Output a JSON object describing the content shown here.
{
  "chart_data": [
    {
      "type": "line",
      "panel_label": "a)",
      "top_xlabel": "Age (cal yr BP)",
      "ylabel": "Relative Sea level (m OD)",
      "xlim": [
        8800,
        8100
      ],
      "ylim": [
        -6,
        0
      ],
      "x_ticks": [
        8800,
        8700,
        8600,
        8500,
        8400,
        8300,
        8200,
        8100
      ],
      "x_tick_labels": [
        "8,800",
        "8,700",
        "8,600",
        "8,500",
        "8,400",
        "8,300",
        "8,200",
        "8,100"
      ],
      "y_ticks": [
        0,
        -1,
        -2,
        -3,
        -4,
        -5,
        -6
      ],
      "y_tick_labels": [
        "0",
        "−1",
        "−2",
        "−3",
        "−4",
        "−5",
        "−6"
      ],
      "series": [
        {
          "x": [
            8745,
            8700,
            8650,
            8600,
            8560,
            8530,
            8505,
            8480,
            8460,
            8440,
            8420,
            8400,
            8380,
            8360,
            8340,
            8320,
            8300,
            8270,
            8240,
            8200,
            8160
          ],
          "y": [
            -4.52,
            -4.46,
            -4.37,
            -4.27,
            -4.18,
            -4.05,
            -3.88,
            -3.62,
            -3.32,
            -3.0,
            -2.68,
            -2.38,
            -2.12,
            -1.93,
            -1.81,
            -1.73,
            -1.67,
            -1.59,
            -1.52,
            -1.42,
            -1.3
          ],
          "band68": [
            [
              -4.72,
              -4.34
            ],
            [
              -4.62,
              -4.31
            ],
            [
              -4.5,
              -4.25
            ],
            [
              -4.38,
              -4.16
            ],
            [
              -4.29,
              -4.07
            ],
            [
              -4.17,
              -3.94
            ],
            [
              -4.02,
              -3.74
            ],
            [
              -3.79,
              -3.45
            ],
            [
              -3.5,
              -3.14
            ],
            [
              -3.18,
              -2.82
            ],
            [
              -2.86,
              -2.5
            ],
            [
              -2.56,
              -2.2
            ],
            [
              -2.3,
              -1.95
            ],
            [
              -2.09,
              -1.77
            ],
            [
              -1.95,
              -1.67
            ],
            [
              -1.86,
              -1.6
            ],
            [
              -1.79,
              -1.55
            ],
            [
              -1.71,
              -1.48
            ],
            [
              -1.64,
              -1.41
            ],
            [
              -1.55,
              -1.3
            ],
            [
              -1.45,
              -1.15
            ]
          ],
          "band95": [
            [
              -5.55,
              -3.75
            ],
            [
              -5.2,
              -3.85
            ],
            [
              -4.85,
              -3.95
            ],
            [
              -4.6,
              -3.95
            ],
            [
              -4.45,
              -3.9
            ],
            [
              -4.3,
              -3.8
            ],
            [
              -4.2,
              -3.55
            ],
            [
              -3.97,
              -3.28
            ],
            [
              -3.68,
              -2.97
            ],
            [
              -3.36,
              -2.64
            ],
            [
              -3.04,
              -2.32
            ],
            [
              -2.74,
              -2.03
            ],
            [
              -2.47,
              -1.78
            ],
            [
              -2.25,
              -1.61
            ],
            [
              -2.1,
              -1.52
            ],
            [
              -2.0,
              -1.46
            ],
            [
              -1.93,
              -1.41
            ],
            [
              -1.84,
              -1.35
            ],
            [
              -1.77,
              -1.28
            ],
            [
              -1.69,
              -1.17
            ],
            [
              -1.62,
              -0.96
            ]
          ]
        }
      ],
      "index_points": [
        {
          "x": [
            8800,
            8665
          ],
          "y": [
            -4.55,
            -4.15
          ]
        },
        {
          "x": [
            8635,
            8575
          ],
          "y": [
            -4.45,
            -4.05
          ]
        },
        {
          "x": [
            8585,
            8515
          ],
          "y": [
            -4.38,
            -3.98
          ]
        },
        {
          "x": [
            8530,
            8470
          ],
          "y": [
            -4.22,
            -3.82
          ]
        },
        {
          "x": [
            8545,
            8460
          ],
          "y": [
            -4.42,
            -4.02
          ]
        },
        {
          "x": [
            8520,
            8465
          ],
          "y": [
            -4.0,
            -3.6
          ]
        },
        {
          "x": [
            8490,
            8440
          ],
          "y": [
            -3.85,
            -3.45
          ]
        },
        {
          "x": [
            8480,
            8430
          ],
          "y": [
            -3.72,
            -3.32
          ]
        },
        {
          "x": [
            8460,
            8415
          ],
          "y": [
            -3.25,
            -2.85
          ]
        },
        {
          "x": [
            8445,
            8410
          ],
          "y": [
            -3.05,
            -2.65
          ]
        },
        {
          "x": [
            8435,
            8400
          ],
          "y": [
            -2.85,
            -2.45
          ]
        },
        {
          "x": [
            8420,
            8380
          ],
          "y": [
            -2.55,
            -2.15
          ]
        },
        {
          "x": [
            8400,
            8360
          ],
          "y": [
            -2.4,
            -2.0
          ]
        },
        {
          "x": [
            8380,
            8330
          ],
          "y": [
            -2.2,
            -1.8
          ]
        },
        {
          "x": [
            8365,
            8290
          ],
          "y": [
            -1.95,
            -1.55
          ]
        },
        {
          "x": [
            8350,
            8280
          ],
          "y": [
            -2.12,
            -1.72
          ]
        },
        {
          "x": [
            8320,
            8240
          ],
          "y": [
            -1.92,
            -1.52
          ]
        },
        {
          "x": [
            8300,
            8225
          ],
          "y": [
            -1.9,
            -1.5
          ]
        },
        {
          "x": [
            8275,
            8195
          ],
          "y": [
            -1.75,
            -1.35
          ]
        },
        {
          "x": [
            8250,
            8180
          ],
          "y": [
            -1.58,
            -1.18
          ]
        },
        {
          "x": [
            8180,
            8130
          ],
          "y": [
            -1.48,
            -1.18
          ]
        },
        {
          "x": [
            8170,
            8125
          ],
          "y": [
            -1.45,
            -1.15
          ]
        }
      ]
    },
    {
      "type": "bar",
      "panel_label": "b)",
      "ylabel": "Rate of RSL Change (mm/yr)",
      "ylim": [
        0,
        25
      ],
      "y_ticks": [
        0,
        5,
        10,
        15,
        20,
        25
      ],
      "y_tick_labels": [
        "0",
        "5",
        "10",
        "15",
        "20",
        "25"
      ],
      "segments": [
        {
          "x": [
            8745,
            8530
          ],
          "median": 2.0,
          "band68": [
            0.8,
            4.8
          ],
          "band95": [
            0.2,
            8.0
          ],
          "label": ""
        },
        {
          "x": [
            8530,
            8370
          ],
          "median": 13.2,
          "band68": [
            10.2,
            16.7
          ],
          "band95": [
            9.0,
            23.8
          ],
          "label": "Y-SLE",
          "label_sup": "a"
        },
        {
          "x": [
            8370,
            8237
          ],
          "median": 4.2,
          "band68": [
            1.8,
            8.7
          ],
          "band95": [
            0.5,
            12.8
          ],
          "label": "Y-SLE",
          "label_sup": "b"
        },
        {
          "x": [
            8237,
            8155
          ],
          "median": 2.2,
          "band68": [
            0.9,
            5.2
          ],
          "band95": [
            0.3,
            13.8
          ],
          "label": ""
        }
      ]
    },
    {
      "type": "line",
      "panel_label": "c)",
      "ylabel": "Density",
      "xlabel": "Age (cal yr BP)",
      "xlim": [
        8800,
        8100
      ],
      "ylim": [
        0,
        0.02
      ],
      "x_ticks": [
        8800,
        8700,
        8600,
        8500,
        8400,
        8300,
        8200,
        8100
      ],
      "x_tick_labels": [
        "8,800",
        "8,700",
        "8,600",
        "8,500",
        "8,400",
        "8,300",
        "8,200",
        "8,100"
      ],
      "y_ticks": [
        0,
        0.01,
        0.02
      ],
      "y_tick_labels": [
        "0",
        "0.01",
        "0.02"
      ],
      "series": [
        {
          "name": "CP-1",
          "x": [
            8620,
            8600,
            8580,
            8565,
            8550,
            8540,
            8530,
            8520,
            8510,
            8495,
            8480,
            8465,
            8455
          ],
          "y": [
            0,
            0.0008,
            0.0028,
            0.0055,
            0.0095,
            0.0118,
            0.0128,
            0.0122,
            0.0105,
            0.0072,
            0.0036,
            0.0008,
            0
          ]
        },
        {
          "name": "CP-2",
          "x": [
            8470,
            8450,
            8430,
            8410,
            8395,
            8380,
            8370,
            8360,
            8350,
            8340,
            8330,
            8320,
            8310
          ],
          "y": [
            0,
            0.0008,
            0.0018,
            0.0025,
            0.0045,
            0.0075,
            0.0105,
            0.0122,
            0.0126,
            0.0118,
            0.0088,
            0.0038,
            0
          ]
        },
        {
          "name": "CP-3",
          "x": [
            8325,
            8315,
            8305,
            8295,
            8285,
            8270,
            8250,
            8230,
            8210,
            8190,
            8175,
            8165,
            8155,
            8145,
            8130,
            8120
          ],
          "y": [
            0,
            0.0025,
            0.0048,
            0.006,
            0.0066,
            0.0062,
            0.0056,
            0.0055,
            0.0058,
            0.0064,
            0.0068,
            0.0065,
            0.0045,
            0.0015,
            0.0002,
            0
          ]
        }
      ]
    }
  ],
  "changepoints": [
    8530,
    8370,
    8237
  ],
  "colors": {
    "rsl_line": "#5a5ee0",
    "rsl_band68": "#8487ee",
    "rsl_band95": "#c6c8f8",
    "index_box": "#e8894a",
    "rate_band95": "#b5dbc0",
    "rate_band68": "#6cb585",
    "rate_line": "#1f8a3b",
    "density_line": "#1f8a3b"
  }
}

▶ **Goal of the exercise**:
Going through the lines above one by one, tally those with the word "ylabel" and give only the total.

▶ **Task answer**:
3